Dataset entries:
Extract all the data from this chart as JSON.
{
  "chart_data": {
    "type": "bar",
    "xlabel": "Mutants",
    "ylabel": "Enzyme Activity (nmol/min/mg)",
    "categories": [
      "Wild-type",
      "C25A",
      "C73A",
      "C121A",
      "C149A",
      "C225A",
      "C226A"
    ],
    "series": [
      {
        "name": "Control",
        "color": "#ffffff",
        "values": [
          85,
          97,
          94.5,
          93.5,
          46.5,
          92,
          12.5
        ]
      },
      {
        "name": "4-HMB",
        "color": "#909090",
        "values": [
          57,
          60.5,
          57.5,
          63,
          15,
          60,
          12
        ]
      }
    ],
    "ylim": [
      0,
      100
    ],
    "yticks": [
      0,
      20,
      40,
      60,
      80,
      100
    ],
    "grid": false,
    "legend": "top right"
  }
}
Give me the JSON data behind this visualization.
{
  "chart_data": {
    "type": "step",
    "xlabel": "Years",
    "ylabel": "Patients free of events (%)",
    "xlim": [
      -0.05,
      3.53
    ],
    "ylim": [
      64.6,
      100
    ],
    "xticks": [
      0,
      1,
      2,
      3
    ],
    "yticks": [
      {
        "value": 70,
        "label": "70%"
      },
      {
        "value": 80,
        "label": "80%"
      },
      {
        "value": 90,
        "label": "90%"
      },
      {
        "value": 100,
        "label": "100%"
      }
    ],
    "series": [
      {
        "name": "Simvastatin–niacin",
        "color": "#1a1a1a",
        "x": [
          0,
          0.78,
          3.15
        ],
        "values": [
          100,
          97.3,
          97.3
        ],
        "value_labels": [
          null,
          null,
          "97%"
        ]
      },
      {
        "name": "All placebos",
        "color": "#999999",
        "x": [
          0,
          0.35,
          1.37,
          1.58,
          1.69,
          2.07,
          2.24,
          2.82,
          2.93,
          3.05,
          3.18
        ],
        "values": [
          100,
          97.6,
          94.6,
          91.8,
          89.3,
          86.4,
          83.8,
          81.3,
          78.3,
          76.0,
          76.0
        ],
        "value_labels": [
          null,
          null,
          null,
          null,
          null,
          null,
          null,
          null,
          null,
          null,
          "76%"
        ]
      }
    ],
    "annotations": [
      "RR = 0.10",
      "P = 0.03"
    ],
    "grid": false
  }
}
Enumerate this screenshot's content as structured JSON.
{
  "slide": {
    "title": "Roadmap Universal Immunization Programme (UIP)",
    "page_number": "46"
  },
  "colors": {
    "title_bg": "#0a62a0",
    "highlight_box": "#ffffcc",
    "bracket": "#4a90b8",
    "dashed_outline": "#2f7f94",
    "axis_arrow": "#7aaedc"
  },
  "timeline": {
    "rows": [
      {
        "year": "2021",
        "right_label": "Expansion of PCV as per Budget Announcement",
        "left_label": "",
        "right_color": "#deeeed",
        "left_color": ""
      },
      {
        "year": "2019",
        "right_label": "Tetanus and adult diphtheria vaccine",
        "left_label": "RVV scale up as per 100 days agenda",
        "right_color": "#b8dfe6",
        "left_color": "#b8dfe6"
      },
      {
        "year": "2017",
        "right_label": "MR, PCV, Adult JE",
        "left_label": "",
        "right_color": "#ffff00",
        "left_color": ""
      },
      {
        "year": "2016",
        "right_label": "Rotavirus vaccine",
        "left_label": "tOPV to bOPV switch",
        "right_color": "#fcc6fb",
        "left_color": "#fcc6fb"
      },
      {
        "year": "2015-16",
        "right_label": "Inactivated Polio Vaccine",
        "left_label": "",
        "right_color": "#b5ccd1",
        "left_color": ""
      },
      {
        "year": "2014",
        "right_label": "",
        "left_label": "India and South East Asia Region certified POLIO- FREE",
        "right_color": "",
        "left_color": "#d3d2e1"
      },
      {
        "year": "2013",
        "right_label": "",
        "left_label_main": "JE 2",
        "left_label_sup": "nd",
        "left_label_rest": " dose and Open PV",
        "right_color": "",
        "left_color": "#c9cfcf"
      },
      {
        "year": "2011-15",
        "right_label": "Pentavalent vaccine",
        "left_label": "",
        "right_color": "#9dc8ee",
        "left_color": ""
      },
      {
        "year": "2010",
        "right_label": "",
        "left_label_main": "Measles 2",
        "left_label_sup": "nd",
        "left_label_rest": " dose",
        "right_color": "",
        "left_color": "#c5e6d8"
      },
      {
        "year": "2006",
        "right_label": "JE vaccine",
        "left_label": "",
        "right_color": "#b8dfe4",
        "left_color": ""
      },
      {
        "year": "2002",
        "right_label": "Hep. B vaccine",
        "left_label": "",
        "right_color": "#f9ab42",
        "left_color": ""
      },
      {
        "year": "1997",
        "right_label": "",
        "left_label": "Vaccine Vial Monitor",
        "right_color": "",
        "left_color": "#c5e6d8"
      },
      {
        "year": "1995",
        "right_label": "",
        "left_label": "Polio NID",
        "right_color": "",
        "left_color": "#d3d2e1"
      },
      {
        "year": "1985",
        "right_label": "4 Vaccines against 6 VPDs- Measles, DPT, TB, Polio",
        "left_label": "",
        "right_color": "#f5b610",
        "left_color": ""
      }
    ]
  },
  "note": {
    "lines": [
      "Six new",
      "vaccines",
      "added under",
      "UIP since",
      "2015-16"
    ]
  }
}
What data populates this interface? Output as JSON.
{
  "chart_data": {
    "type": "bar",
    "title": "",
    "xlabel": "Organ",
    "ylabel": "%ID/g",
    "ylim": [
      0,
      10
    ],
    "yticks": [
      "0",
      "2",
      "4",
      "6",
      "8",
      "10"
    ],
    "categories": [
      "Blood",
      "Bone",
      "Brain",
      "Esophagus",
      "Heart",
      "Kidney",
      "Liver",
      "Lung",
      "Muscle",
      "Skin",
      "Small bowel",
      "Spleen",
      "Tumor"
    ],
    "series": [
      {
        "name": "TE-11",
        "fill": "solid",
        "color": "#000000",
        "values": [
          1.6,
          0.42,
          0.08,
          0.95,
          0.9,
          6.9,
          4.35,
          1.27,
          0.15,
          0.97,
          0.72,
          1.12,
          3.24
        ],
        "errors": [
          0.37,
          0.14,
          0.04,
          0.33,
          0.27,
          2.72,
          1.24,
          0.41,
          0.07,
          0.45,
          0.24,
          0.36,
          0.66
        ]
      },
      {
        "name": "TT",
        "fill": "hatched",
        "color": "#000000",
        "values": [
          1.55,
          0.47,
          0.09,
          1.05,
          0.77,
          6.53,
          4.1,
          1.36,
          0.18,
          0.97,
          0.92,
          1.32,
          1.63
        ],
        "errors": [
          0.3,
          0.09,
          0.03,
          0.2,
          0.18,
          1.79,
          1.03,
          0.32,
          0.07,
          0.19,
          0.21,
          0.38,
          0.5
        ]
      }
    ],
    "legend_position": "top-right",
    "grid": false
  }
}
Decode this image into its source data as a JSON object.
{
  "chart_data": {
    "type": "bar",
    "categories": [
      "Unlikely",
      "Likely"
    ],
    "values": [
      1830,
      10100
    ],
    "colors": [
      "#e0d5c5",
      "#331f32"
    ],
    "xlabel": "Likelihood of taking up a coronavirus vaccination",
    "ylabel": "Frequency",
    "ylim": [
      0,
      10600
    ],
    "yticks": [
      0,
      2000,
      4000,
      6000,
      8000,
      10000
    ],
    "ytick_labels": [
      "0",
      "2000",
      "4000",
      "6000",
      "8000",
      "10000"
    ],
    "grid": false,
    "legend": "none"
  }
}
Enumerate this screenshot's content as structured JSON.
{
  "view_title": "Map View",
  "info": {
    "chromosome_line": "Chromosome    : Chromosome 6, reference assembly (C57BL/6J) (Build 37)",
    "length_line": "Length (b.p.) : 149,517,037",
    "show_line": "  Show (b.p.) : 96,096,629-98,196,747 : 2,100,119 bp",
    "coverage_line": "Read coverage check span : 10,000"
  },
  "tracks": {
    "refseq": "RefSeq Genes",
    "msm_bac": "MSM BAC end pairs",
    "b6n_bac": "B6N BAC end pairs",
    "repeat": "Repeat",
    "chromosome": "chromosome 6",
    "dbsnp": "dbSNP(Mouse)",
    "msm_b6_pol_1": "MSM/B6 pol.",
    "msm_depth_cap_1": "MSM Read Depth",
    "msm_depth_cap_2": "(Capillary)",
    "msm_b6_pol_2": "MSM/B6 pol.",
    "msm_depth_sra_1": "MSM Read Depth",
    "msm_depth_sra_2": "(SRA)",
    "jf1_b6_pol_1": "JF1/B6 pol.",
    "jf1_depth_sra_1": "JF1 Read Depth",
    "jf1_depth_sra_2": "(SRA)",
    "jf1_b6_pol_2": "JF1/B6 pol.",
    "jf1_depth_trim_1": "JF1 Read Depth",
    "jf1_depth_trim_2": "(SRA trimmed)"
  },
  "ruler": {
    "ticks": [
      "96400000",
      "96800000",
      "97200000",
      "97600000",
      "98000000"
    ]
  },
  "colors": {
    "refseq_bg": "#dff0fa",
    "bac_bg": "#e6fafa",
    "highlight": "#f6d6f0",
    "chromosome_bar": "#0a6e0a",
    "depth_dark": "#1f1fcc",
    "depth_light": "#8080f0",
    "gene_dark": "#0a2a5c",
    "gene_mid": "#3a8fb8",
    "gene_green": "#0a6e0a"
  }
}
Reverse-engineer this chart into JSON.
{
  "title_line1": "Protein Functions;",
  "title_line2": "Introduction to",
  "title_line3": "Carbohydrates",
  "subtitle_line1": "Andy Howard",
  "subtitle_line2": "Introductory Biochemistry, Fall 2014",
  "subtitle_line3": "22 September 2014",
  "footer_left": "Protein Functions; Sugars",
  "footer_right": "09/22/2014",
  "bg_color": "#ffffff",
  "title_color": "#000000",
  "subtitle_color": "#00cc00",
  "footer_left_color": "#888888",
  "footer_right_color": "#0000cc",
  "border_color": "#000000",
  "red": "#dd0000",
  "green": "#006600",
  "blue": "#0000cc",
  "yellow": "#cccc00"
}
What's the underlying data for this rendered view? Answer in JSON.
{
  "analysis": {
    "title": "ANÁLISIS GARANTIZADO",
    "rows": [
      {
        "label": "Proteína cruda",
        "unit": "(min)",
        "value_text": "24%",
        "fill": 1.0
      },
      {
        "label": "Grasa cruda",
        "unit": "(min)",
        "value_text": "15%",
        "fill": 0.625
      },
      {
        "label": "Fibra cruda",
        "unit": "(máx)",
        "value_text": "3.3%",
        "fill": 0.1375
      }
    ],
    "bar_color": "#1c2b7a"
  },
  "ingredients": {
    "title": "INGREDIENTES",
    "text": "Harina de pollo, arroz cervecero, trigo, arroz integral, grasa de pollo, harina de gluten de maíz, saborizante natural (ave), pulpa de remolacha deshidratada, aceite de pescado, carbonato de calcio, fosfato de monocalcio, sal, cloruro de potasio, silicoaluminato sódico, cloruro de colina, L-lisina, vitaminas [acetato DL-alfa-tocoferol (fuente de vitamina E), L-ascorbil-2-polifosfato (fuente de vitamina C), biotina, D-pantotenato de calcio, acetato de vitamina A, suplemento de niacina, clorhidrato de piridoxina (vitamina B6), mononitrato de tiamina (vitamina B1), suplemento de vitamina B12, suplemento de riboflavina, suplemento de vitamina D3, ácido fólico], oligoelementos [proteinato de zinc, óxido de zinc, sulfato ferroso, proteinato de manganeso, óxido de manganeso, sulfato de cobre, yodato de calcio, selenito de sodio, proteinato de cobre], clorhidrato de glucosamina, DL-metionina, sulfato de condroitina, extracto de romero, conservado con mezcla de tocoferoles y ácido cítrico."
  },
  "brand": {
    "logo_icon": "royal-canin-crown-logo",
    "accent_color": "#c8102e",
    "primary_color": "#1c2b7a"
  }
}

Task goal: Read through the entries and count the lines where "ylabel" appears; respond with the number only.

Response to this task: 4